DESCRIPTION OF THE TASK »
Gather all lines from the material that contain the word "主机水系统换热器通炮化学清洗".
[START]
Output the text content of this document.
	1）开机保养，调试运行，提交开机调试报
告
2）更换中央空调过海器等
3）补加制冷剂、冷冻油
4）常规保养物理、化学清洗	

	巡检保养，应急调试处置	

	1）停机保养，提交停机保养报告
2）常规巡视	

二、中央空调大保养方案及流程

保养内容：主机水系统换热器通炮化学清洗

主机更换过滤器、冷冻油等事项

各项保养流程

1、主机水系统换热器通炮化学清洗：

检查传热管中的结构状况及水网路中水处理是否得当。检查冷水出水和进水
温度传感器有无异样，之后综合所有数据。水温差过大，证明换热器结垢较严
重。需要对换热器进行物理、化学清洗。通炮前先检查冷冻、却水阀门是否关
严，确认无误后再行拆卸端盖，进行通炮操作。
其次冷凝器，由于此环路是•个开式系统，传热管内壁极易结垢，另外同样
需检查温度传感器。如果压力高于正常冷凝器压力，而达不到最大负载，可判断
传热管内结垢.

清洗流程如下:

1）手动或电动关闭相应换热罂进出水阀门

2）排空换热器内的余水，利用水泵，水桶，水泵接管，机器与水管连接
[END]
TASK SOLUTION »
保养内容：主机水系统换热器通炮化学清洗
1、主机水系统换热器通炮化学清洗：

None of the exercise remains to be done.